- Description of the task: Pick out every line in the entries below that contains the string "expand" and copy those lines. Upper and lower case must match.

+ + + +

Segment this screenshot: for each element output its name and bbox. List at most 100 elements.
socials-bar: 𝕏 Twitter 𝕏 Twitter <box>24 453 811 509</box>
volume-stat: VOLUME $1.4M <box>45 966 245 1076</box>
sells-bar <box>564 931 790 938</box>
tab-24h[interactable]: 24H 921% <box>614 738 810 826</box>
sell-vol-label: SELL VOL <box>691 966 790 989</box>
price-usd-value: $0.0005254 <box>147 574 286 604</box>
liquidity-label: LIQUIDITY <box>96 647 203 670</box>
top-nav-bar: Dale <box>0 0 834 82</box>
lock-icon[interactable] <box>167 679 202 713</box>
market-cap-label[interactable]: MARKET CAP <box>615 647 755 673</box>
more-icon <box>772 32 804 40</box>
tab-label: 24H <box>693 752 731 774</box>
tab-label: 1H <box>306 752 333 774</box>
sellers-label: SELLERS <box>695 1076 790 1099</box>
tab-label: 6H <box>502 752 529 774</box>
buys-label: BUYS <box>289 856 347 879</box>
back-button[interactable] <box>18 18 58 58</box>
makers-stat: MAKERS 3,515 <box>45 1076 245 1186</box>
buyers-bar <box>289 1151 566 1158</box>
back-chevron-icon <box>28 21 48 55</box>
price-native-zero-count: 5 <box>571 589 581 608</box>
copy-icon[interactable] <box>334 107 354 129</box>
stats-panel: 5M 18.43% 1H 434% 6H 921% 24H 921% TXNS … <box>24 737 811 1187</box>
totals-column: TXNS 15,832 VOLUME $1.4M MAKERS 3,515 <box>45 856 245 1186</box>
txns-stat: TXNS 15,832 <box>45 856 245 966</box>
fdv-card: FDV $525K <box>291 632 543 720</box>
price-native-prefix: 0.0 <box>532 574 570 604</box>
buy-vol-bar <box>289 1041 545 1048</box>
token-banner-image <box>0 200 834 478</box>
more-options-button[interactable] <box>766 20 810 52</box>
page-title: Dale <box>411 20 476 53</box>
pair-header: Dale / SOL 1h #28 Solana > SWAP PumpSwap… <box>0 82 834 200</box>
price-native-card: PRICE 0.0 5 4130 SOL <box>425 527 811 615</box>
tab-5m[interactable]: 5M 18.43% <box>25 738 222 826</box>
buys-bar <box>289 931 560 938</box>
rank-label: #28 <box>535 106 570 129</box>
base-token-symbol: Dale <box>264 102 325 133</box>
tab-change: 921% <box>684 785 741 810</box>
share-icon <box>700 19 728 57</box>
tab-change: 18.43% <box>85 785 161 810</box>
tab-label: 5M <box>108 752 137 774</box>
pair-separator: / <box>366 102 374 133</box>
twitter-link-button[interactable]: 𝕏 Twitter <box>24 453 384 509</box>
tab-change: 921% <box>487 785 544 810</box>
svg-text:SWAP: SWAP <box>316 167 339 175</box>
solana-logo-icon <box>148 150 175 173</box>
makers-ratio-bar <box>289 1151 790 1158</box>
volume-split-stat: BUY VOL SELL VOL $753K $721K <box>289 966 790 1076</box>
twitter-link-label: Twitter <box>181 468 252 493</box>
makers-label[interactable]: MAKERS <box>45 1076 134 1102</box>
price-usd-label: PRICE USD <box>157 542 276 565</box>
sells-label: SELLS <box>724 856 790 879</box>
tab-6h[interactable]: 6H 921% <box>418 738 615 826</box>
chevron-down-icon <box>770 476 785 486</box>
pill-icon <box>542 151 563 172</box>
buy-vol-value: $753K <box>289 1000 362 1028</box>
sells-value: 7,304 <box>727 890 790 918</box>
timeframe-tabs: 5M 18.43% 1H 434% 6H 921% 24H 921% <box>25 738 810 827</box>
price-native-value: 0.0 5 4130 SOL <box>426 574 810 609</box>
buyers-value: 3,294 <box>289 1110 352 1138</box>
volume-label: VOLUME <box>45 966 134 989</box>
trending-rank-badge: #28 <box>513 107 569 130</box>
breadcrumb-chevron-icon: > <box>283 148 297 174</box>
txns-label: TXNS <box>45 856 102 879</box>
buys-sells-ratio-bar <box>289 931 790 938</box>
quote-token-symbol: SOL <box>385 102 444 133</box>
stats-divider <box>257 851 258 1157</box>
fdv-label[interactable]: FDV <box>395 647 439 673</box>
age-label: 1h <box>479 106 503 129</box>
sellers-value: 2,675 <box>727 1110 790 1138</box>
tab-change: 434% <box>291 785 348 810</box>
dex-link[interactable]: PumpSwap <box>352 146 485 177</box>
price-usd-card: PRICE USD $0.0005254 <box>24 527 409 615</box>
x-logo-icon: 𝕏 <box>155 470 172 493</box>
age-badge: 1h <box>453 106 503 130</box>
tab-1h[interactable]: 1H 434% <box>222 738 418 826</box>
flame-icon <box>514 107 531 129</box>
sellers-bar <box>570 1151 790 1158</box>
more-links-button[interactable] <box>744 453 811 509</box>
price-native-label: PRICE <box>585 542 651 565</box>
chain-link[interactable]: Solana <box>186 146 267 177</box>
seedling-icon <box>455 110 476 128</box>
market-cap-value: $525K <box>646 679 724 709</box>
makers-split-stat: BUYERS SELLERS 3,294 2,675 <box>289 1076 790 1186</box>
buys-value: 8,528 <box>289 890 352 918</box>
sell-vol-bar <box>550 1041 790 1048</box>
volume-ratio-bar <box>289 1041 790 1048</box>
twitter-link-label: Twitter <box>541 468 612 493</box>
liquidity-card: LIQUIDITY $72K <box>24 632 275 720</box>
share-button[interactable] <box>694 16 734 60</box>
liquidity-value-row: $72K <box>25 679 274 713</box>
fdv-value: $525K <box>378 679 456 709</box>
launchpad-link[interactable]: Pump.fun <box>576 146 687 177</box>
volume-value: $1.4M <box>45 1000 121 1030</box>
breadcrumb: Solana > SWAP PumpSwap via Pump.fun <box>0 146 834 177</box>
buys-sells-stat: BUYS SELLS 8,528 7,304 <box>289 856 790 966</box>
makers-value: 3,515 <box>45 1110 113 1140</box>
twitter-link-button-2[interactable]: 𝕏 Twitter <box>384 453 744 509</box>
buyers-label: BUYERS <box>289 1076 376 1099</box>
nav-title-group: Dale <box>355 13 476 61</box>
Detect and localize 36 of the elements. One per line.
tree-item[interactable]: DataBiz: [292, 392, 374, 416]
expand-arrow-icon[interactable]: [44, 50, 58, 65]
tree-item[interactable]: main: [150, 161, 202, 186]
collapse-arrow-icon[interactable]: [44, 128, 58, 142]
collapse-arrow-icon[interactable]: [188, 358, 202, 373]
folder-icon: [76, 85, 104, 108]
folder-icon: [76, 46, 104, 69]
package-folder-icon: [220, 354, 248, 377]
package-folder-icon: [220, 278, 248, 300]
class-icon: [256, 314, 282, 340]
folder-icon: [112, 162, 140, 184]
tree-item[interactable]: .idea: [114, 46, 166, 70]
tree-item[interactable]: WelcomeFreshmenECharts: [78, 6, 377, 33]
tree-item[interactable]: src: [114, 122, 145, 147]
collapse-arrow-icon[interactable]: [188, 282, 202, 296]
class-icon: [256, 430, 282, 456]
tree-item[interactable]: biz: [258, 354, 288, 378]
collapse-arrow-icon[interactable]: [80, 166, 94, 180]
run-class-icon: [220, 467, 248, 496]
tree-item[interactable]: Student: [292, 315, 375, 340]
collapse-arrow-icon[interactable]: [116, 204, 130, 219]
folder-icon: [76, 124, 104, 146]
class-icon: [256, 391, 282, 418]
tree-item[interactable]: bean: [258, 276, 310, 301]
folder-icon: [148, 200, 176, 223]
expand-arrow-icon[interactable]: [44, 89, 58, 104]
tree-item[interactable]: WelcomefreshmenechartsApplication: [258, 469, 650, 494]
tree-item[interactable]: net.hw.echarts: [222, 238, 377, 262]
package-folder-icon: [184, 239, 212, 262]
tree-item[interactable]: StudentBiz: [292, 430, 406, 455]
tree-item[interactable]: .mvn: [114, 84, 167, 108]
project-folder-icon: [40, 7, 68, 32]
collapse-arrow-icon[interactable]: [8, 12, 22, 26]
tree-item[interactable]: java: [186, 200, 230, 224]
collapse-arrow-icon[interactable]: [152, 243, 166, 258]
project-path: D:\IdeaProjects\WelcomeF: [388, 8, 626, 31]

+ + + +

- Output for this task:
expand-arrow-icon[interactable]: [44, 50, 58, 65]
expand-arrow-icon[interactable]: [44, 89, 58, 104]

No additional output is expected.